## Job
Locate all lines with the word "Выиграл". Copy them.

## Extracted material
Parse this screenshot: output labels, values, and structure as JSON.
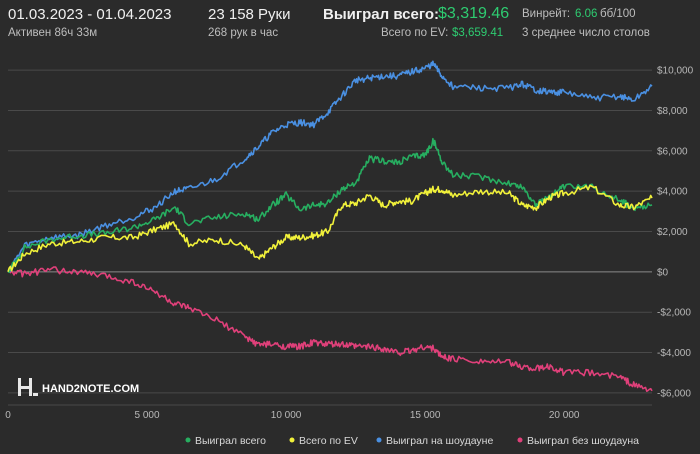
{
  "header": {
    "date_range": "01.03.2023 - 01.04.2023",
    "active_time": "Активен 86ч 33м",
    "hands": "23 158 Руки",
    "hands_per_hour": "268 рук в час",
    "won_label": "Выиграл всего:",
    "won_value": "$3,319.46",
    "ev_label": "Всего по EV:",
    "ev_value": "$3,659.41",
    "winrate_label": "Винрейт:",
    "winrate_value": "6.06",
    "winrate_unit": "бб/100",
    "tables": "3 среднее число столов"
  },
  "logo": {
    "text": "HAND2NOTE.COM"
  },
  "colors": {
    "background": "#2b2b2b",
    "grid": "#4a4a4a",
    "zero_line": "#8a8a8a",
    "won": "#27ae60",
    "ev": "#f1f13a",
    "showdown": "#4a90e2",
    "non_showdown": "#e0407a"
  },
  "chart_data": {
    "type": "line",
    "x_ticks": [
      0,
      5000,
      10000,
      15000,
      20000
    ],
    "x_tick_labels": [
      "0",
      "5 000",
      "10 000",
      "15 000",
      "20 000"
    ],
    "xlim": [
      0,
      23158
    ],
    "y_ticks": [
      -6000,
      -4000,
      -2000,
      0,
      2000,
      4000,
      6000,
      8000,
      10000
    ],
    "y_tick_labels": [
      "-$6,000",
      "-$4,000",
      "-$2,000",
      "$0",
      "$2,000",
      "$4,000",
      "$6,000",
      "$8,000",
      "$10,000"
    ],
    "ylim": [
      -6600,
      10600
    ],
    "grid": true,
    "legend_position": "bottom-right",
    "series": [
      {
        "name": "Выиграл всего",
        "key": "won",
        "points": [
          [
            0,
            0
          ],
          [
            600,
            1200
          ],
          [
            1500,
            1600
          ],
          [
            2500,
            1800
          ],
          [
            3500,
            1900
          ],
          [
            4500,
            2200
          ],
          [
            5300,
            2600
          ],
          [
            6000,
            3200
          ],
          [
            6500,
            2400
          ],
          [
            7500,
            2700
          ],
          [
            8500,
            2900
          ],
          [
            9000,
            2600
          ],
          [
            9500,
            3300
          ],
          [
            10000,
            3800
          ],
          [
            10500,
            3100
          ],
          [
            11000,
            3300
          ],
          [
            11500,
            3400
          ],
          [
            12000,
            4100
          ],
          [
            12500,
            4400
          ],
          [
            13000,
            5600
          ],
          [
            13500,
            5500
          ],
          [
            14000,
            5400
          ],
          [
            14500,
            5700
          ],
          [
            15000,
            5800
          ],
          [
            15300,
            6500
          ],
          [
            15600,
            5500
          ],
          [
            16000,
            4800
          ],
          [
            17000,
            4700
          ],
          [
            18000,
            4400
          ],
          [
            18500,
            4200
          ],
          [
            19000,
            3300
          ],
          [
            19500,
            3800
          ],
          [
            20000,
            4200
          ],
          [
            21000,
            4200
          ],
          [
            22000,
            3600
          ],
          [
            22500,
            3100
          ],
          [
            23158,
            3319
          ]
        ]
      },
      {
        "name": "Всего по EV",
        "key": "ev",
        "points": [
          [
            0,
            0
          ],
          [
            600,
            900
          ],
          [
            1500,
            1400
          ],
          [
            2500,
            1500
          ],
          [
            3500,
            1700
          ],
          [
            4500,
            1700
          ],
          [
            5300,
            2100
          ],
          [
            6000,
            2400
          ],
          [
            6500,
            1400
          ],
          [
            7500,
            1600
          ],
          [
            8500,
            1300
          ],
          [
            9000,
            600
          ],
          [
            9500,
            1200
          ],
          [
            10000,
            1700
          ],
          [
            10500,
            1700
          ],
          [
            11000,
            1800
          ],
          [
            11500,
            2000
          ],
          [
            12000,
            3300
          ],
          [
            12500,
            3400
          ],
          [
            13000,
            3800
          ],
          [
            13500,
            3300
          ],
          [
            14000,
            3500
          ],
          [
            14500,
            3500
          ],
          [
            15000,
            3900
          ],
          [
            15300,
            4100
          ],
          [
            15600,
            4100
          ],
          [
            16000,
            3800
          ],
          [
            17000,
            4000
          ],
          [
            18000,
            3900
          ],
          [
            18500,
            3300
          ],
          [
            19000,
            3200
          ],
          [
            19500,
            3700
          ],
          [
            20000,
            3900
          ],
          [
            21000,
            4200
          ],
          [
            22000,
            3300
          ],
          [
            22500,
            3200
          ],
          [
            23158,
            3659
          ]
        ]
      },
      {
        "name": "Выиграл на шоудауне",
        "key": "showdown",
        "points": [
          [
            0,
            0
          ],
          [
            600,
            1300
          ],
          [
            1500,
            1700
          ],
          [
            2500,
            1800
          ],
          [
            3500,
            2300
          ],
          [
            4500,
            2700
          ],
          [
            5300,
            3200
          ],
          [
            6000,
            4000
          ],
          [
            6500,
            4100
          ],
          [
            7500,
            4600
          ],
          [
            8500,
            5600
          ],
          [
            9000,
            6200
          ],
          [
            9500,
            6900
          ],
          [
            10000,
            7300
          ],
          [
            10500,
            7400
          ],
          [
            11000,
            7300
          ],
          [
            11500,
            7900
          ],
          [
            12000,
            8700
          ],
          [
            12500,
            9500
          ],
          [
            13000,
            9600
          ],
          [
            13500,
            9700
          ],
          [
            14000,
            9700
          ],
          [
            14500,
            9900
          ],
          [
            15000,
            10100
          ],
          [
            15300,
            10300
          ],
          [
            15600,
            9700
          ],
          [
            16000,
            9200
          ],
          [
            17000,
            9100
          ],
          [
            18000,
            9100
          ],
          [
            18500,
            9300
          ],
          [
            19000,
            9000
          ],
          [
            19500,
            8900
          ],
          [
            20000,
            8900
          ],
          [
            21000,
            8600
          ],
          [
            22000,
            8700
          ],
          [
            22500,
            8500
          ],
          [
            23158,
            9200
          ]
        ]
      },
      {
        "name": "Выиграл без шоудауна",
        "key": "non_showdown",
        "points": [
          [
            0,
            0
          ],
          [
            600,
            -100
          ],
          [
            1500,
            100
          ],
          [
            2500,
            0
          ],
          [
            3500,
            -200
          ],
          [
            4500,
            -500
          ],
          [
            5300,
            -1000
          ],
          [
            6000,
            -1600
          ],
          [
            6500,
            -1800
          ],
          [
            7500,
            -2400
          ],
          [
            8500,
            -3200
          ],
          [
            9000,
            -3600
          ],
          [
            9500,
            -3600
          ],
          [
            10000,
            -3700
          ],
          [
            10500,
            -3700
          ],
          [
            11000,
            -3500
          ],
          [
            11500,
            -3600
          ],
          [
            12000,
            -3600
          ],
          [
            12500,
            -3700
          ],
          [
            13000,
            -3700
          ],
          [
            13500,
            -3800
          ],
          [
            14000,
            -4000
          ],
          [
            14500,
            -3900
          ],
          [
            15000,
            -3700
          ],
          [
            15300,
            -3800
          ],
          [
            15600,
            -4200
          ],
          [
            16000,
            -4300
          ],
          [
            17000,
            -4400
          ],
          [
            18000,
            -4500
          ],
          [
            18500,
            -4700
          ],
          [
            19000,
            -4800
          ],
          [
            19500,
            -4700
          ],
          [
            20000,
            -5000
          ],
          [
            21000,
            -5000
          ],
          [
            22000,
            -5200
          ],
          [
            22500,
            -5600
          ],
          [
            23158,
            -5900
          ]
        ]
      }
    ]
  }
}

## Written solution
    "won_label": "Выиграл всего:",
        "name": "Выиграл всего",
        "name": "Выиграл на шоудауне",
        "name": "Выиграл без шоудауна",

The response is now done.